[start of Source records]

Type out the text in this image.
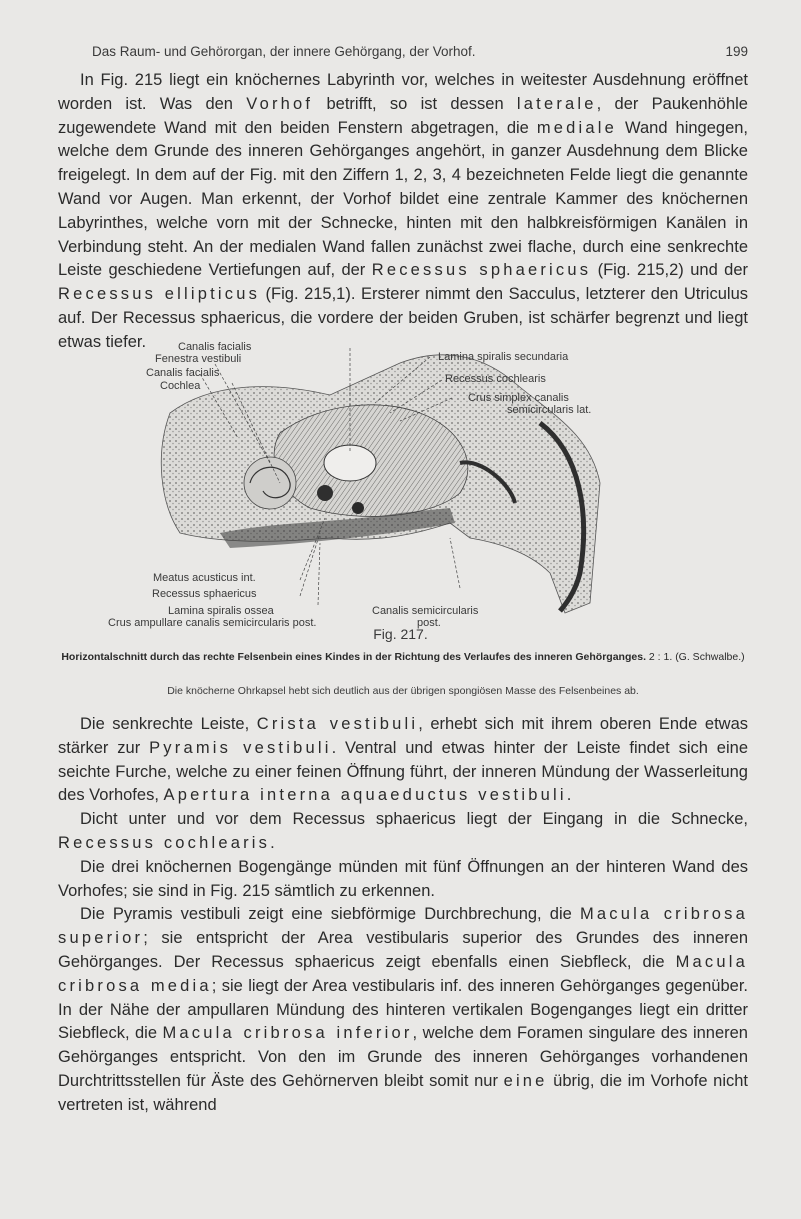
Das Raum- und Gehörorgan, der innere Gehörgang, der Vorhof.	199

In Fig. 215 liegt ein knöchernes Labyrinth vor, welches in weitester Ausdehnung eröffnet worden ist. Was den Vorhof betrifft, so ist dessen laterale, der Paukenhöhle zugewendete Wand mit den beiden Fenstern abgetragen, die mediale Wand hingegen, welche dem Grunde des inneren Gehörganges angehört, in ganzer Ausdehnung dem Blicke freigelegt. In dem auf der Fig. mit den Ziffern 1, 2, 3, 4 bezeichneten Felde liegt die genannte Wand vor Augen. Man erkennt, der Vorhof bildet eine zentrale Kammer des knöchernen Labyrinthes, welche vorn mit der Schnecke, hinten mit den halbkreisförmigen Kanälen in Verbindung steht. An der medialen Wand fallen zunächst zwei flache, durch eine senkrechte Leiste geschiedene Vertiefungen auf, der Recessus sphaericus (Fig. 215,2) und der Recessus ellipticus (Fig. 215,1). Ersterer nimmt den Sacculus, letzterer den Utriculus auf. Der Recessus sphaericus, die vordere der beiden Gruben, ist schärfer begrenzt und liegt etwas tiefer.	Canalis facialis
Fenestra vestibuli
Canalis facialis
Cochlea
Lamina spiralis secundaria
Recessus cochlearis
Crus simplex canalis
semicircularis lat.
Meatus acusticus int.
Recessus sphaericus
Lamina spiralis ossea
Crus ampullare canalis semicircularis post.
Canalis semicircularis
post.
Fig. 217.
Horizontalschnitt durch das rechte Felsenbein eines Kindes in der Richtung des Verlaufes des inneren Gehörganges. 2 : 1. (G. Schwalbe.)
Die knöcherne Ohrkapsel hebt sich deutlich aus der übrigen spongiösen Masse des Felsenbeines ab.

Die senkrechte Leiste, Crista vestibuli, erhebt sich mit ihrem oberen Ende etwas stärker zur Pyramis vestibuli. Ventral und etwas hinter der Leiste findet sich eine seichte Furche, welche zu einer feinen Öffnung führt, der inneren Mündung der Wasserleitung des Vorhofes, Apertura interna aquaeductus vestibuli.

Dicht unter und vor dem Recessus sphaericus liegt der Eingang in die Schnecke, Recessus cochlearis.

Die drei knöchernen Bogengänge münden mit fünf Öffnungen an der hinteren Wand des Vorhofes; sie sind in Fig. 215 sämtlich zu erkennen.

Die Pyramis vestibuli zeigt eine siebförmige Durchbrechung, die Macula cribrosa superior; sie entspricht der Area vestibularis superior des Grundes des inneren Gehörganges. Der Recessus sphaericus zeigt ebenfalls einen Siebfleck, die Macula cribrosa media; sie liegt der Area vestibularis inf. des inneren Gehörganges gegenüber. In der Nähe der ampullaren Mündung des hinteren vertikalen Bogenganges liegt ein dritter Siebfleck, die Macula cribrosa inferior, welche dem Foramen singulare des inneren Gehörganges entspricht. Von den im Grunde des inneren Gehörganges vorhandenen Durchtrittsstellen für Äste des Gehörnerven bleibt somit nur eine übrig, die im Vorhofe nicht vertreten ist, während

[end of Source records]

Stated exercise: With the pictures omitted, reproduce the records in full and exactly.

Answer below:
Type out the text in this image.
Das Raum- und Gehörorgan, der innere Gehörgang, der Vorhof.	199

In Fig. 215 liegt ein knöchernes Labyrinth vor, welches in weitester Ausdehnung eröffnet worden ist. Was den Vorhof betrifft, so ist dessen laterale, der Paukenhöhle zugewendete Wand mit den beiden Fenstern abgetragen, die mediale Wand hingegen, welche dem Grunde des inneren Gehörganges angehört, in ganzer Ausdehnung dem Blicke freigelegt. In dem auf der Fig. mit den Ziffern 1, 2, 3, 4 bezeichneten Felde liegt die genannte Wand vor Augen. Man erkennt, der Vorhof bildet eine zentrale Kammer des knöchernen Labyrinthes, welche vorn mit der Schnecke, hinten mit den halbkreisförmigen Kanälen in Verbindung steht. An der medialen Wand fallen zunächst zwei flache, durch eine senkrechte Leiste geschiedene Vertiefungen auf, der Recessus sphaericus (Fig. 215,2) und der Recessus ellipticus (Fig. 215,1). Ersterer nimmt den Sacculus, letzterer den Utriculus auf. Der Recessus sphaericus, die vordere der beiden Gruben, ist schärfer begrenzt und liegt etwas tiefer.	Canalis facialis
Fenestra vestibuli
Canalis facialis
Cochlea
Lamina spiralis secundaria
Recessus cochlearis
Crus simplex canalis
semicircularis lat.
Meatus acusticus int.
Recessus sphaericus
Lamina spiralis ossea
Crus ampullare canalis semicircularis post.
Canalis semicircularis
post.
Fig. 217.
Horizontalschnitt durch das rechte Felsenbein eines Kindes in der Richtung des Verlaufes des inneren Gehörganges. 2 : 1. (G. Schwalbe.)
Die knöcherne Ohrkapsel hebt sich deutlich aus der übrigen spongiösen Masse des Felsenbeines ab.

Die senkrechte Leiste, Crista vestibuli, erhebt sich mit ihrem oberen Ende etwas stärker zur Pyramis vestibuli. Ventral und etwas hinter der Leiste findet sich eine seichte Furche, welche zu einer feinen Öffnung führt, der inneren Mündung der Wasserleitung des Vorhofes, Apertura interna aquaeductus vestibuli.

Dicht unter und vor dem Recessus sphaericus liegt der Eingang in die Schnecke, Recessus cochlearis.

Die drei knöchernen Bogengänge münden mit fünf Öffnungen an der hinteren Wand des Vorhofes; sie sind in Fig. 215 sämtlich zu erkennen.

Die Pyramis vestibuli zeigt eine siebförmige Durchbrechung, die Macula cribrosa superior; sie entspricht der Area vestibularis superior des Grundes des inneren Gehörganges. Der Recessus sphaericus zeigt ebenfalls einen Siebfleck, die Macula cribrosa media; sie liegt der Area vestibularis inf. des inneren Gehörganges gegenüber. In der Nähe der ampullaren Mündung des hinteren vertikalen Bogenganges liegt ein dritter Siebfleck, die Macula cribrosa inferior, welche dem Foramen singulare des inneren Gehörganges entspricht. Von den im Grunde des inneren Gehörganges vorhandenen Durchtrittsstellen für Äste des Gehörnerven bleibt somit nur eine übrig, die im Vorhofe nicht vertreten ist, während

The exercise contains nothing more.